(TASK TO CARRY OUT) Reproduce each line exactly, including spacing and punctuation.

(EXCERPTED RECORDS)
════════════════

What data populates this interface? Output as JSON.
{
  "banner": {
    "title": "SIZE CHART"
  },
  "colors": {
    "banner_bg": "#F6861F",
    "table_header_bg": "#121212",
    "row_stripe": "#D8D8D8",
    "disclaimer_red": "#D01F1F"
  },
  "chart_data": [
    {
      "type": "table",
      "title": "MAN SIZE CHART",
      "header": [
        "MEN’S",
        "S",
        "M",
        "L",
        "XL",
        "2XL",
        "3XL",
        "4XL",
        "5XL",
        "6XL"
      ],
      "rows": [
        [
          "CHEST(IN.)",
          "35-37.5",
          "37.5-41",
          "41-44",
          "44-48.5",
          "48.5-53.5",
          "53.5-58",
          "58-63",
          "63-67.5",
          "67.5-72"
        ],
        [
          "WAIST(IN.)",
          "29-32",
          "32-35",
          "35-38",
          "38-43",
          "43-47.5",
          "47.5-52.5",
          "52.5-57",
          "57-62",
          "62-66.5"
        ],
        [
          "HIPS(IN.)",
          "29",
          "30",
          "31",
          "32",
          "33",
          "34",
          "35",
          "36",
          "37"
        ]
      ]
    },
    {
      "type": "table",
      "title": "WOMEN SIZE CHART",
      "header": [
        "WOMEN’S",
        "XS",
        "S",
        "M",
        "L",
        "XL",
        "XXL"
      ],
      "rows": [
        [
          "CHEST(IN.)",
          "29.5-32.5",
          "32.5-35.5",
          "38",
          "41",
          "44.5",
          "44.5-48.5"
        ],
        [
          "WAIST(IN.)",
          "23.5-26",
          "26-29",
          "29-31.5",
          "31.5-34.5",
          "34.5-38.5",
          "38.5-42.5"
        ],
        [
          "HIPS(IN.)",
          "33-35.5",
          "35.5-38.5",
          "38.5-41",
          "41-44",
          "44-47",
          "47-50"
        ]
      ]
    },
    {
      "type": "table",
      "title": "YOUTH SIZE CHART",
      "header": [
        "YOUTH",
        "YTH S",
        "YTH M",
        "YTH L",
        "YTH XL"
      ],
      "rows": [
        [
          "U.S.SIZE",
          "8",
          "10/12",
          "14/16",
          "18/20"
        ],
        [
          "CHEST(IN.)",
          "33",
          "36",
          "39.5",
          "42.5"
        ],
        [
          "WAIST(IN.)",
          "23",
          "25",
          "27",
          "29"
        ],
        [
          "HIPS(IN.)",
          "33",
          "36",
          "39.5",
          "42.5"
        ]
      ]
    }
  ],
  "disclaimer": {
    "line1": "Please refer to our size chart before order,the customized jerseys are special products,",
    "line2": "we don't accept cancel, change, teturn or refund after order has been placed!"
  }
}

════════════════

(OUTPUT FOR THIS TASK)
What data populates this interface? Output as JSON.
{
  "banner": {
    "title": "SIZE CHART"
  },
  "colors": {
    "banner_bg": "#F6861F",
    "table_header_bg": "#121212",
    "row_stripe": "#D8D8D8",
    "disclaimer_red": "#D01F1F"
  },
  "chart_data": [
    {
      "type": "table",
      "title": "MAN SIZE CHART",
      "header": [
        "MEN’S",
        "S",
        "M",
        "L",
        "XL",
        "2XL",
        "3XL",
        "4XL",
        "5XL",
        "6XL"
      ],
      "rows": [
        [
          "CHEST(IN.)",
          "35-37.5",
          "37.5-41",
          "41-44",
          "44-48.5",
          "48.5-53.5",
          "53.5-58",
          "58-63",
          "63-67.5",
          "67.5-72"
        ],
        [
          "WAIST(IN.)",
          "29-32",
          "32-35",
          "35-38",
          "38-43",
          "43-47.5",
          "47.5-52.5",
          "52.5-57",
          "57-62",
          "62-66.5"
        ],
        [
          "HIPS(IN.)",
          "29",
          "30",
          "31",
          "32",
          "33",
          "34",
          "35",
          "36",
          "37"
        ]
      ]
    },
    {
      "type": "table",
      "title": "WOMEN SIZE CHART",
      "header": [
        "WOMEN’S",
        "XS",
        "S",
        "M",
        "L",
        "XL",
        "XXL"
      ],
      "rows": [
        [
          "CHEST(IN.)",
          "29.5-32.5",
          "32.5-35.5",
          "38",
          "41",
          "44.5",
          "44.5-48.5"
        ],
        [
          "WAIST(IN.)",
          "23.5-26",
          "26-29",
          "29-31.5",
          "31.5-34.5",
          "34.5-38.5",
          "38.5-42.5"
        ],
        [
          "HIPS(IN.)",
          "33-35.5",
          "35.5-38.5",
          "38.5-41",
          "41-44",
          "44-47",
          "47-50"
        ]
      ]
    },
    {
      "type": "table",
      "title": "YOUTH SIZE CHART",
      "header": [
        "YOUTH",
        "YTH S",
        "YTH M",
        "YTH L",
        "YTH XL"
      ],
      "rows": [
        [
          "U.S.SIZE",
          "8",
          "10/12",
          "14/16",
          "18/20"
        ],
        [
          "CHEST(IN.)",
          "33",
          "36",
          "39.5",
          "42.5"
        ],
        [
          "WAIST(IN.)",
          "23",
          "25",
          "27",
          "29"
        ],
        [
          "HIPS(IN.)",
          "33",
          "36",
          "39.5",
          "42.5"
        ]
      ]
    }
  ],
  "disclaimer": {
    "line1": "Please refer to our size chart before order,the customized jerseys are special products,",
    "line2": "we don't accept cancel, change, teturn or refund after order has been placed!"
  }
}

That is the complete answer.